** Work instructions **
Transcribe the entries below exactly; leave every image out.

Stored data
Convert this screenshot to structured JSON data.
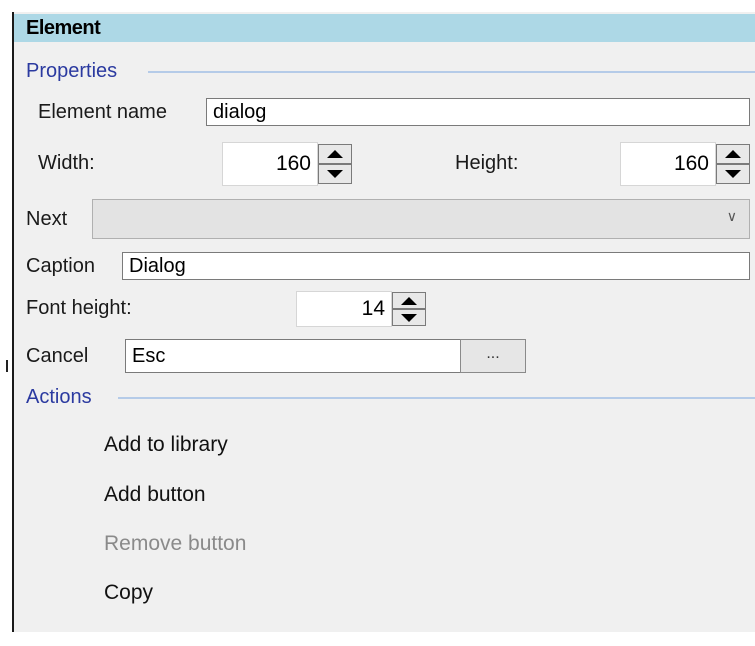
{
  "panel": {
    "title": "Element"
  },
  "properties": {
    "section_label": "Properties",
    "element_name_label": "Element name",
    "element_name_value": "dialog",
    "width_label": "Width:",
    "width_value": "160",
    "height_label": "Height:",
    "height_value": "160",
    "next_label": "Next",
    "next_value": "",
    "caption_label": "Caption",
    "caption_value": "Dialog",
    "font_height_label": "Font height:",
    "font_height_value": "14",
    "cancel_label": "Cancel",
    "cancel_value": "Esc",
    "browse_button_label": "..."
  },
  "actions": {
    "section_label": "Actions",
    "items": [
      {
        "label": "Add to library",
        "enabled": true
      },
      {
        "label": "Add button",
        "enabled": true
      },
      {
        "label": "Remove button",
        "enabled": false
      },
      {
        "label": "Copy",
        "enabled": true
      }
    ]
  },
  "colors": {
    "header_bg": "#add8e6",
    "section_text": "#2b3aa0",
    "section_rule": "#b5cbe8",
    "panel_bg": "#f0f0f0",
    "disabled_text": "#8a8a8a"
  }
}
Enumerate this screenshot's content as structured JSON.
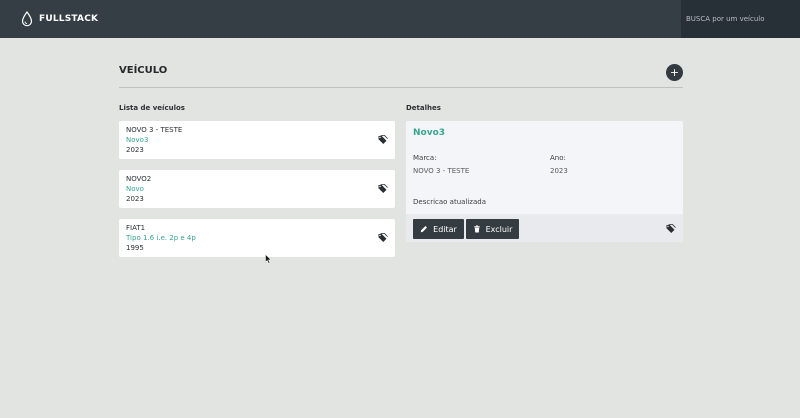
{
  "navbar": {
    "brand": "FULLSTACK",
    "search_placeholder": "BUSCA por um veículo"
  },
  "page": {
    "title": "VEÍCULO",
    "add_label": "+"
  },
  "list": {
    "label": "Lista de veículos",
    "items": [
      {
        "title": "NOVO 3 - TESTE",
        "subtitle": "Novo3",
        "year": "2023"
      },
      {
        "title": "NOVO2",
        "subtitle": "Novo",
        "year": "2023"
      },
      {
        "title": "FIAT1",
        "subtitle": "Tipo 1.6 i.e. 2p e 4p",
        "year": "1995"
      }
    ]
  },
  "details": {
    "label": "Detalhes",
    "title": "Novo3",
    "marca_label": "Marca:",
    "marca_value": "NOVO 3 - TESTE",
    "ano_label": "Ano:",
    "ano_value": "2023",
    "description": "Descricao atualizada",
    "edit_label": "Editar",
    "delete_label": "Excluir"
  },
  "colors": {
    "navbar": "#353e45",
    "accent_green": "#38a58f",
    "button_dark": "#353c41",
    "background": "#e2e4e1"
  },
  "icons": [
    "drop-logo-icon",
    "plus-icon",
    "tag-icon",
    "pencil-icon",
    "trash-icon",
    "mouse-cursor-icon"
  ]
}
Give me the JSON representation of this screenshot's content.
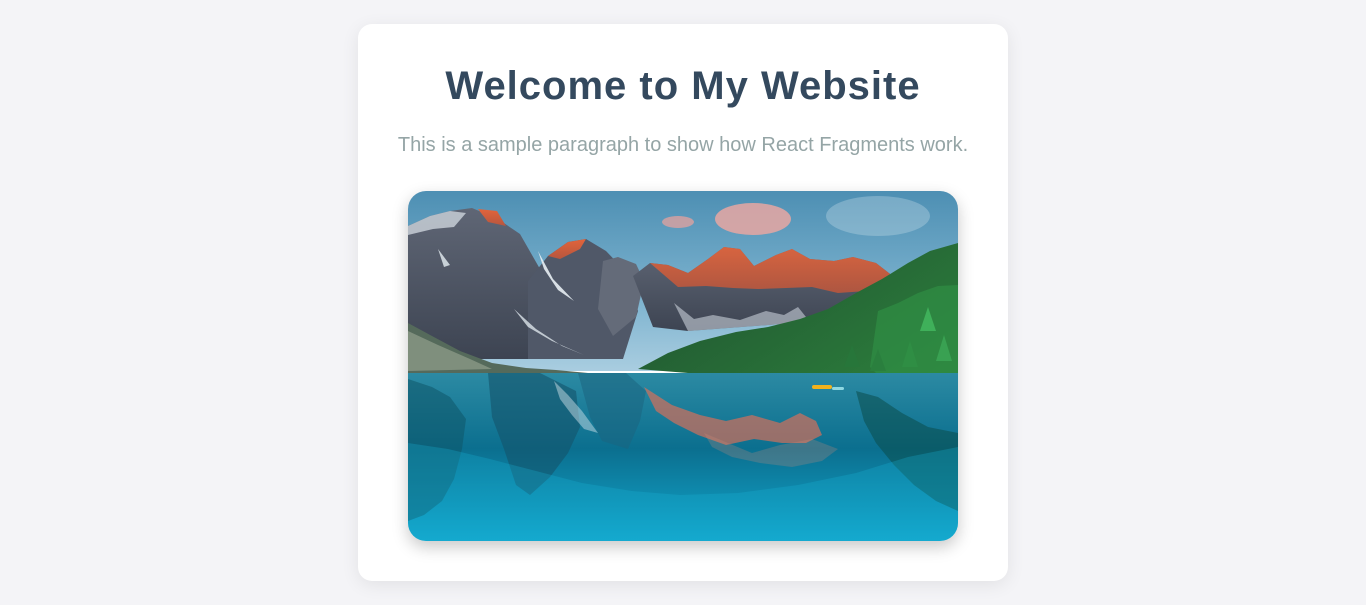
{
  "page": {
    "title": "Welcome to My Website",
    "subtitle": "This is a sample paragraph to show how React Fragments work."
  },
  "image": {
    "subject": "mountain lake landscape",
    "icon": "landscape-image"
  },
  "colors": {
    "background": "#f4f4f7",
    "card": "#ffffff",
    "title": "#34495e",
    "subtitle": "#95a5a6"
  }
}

** Written response **
Convert this screenshot to structured JSON data.
{
  "panel": {
    "title": "Element"
  },
  "properties": {
    "section_label": "Properties",
    "element_name_label": "Element name",
    "element_name_value": "dialog",
    "width_label": "Width:",
    "width_value": "160",
    "height_label": "Height:",
    "height_value": "160",
    "next_label": "Next",
    "next_value": "",
    "caption_label": "Caption",
    "caption_value": "Dialog",
    "font_height_label": "Font height:",
    "font_height_value": "14",
    "cancel_label": "Cancel",
    "cancel_value": "Esc",
    "browse_button_label": "..."
  },
  "actions": {
    "section_label": "Actions",
    "items": [
      {
        "label": "Add to library",
        "enabled": true
      },
      {
        "label": "Add button",
        "enabled": true
      },
      {
        "label": "Remove button",
        "enabled": false
      },
      {
        "label": "Copy",
        "enabled": true
      }
    ]
  },
  "colors": {
    "header_bg": "#add8e6",
    "section_text": "#2b3aa0",
    "section_rule": "#b5cbe8",
    "panel_bg": "#f0f0f0",
    "disabled_text": "#8a8a8a"
  }
}
Enumerate this screenshot's content as structured JSON.
{
  "navbar": {
    "brand": "FULLSTACK",
    "search_placeholder": "BUSCA por um veículo"
  },
  "page": {
    "title": "VEÍCULO",
    "add_label": "+"
  },
  "list": {
    "label": "Lista de veículos",
    "items": [
      {
        "title": "NOVO 3 - TESTE",
        "subtitle": "Novo3",
        "year": "2023"
      },
      {
        "title": "NOVO2",
        "subtitle": "Novo",
        "year": "2023"
      },
      {
        "title": "FIAT1",
        "subtitle": "Tipo 1.6 i.e. 2p e 4p",
        "year": "1995"
      }
    ]
  },
  "details": {
    "label": "Detalhes",
    "title": "Novo3",
    "marca_label": "Marca:",
    "marca_value": "NOVO 3 - TESTE",
    "ano_label": "Ano:",
    "ano_value": "2023",
    "description": "Descricao atualizada",
    "edit_label": "Editar",
    "delete_label": "Excluir"
  },
  "colors": {
    "navbar": "#353e45",
    "accent_green": "#38a58f",
    "button_dark": "#353c41",
    "background": "#e2e4e1"
  },
  "icons": [
    "drop-logo-icon",
    "plus-icon",
    "tag-icon",
    "pencil-icon",
    "trash-icon",
    "mouse-cursor-icon"
  ]
}
Give me the JSON representation of this screenshot's content.
{
  "page": {
    "title": "Welcome to My Website",
    "subtitle": "This is a sample paragraph to show how React Fragments work."
  },
  "image": {
    "subject": "mountain lake landscape",
    "icon": "landscape-image"
  },
  "colors": {
    "background": "#f4f4f7",
    "card": "#ffffff",
    "title": "#34495e",
    "subtitle": "#95a5a6"
  }
}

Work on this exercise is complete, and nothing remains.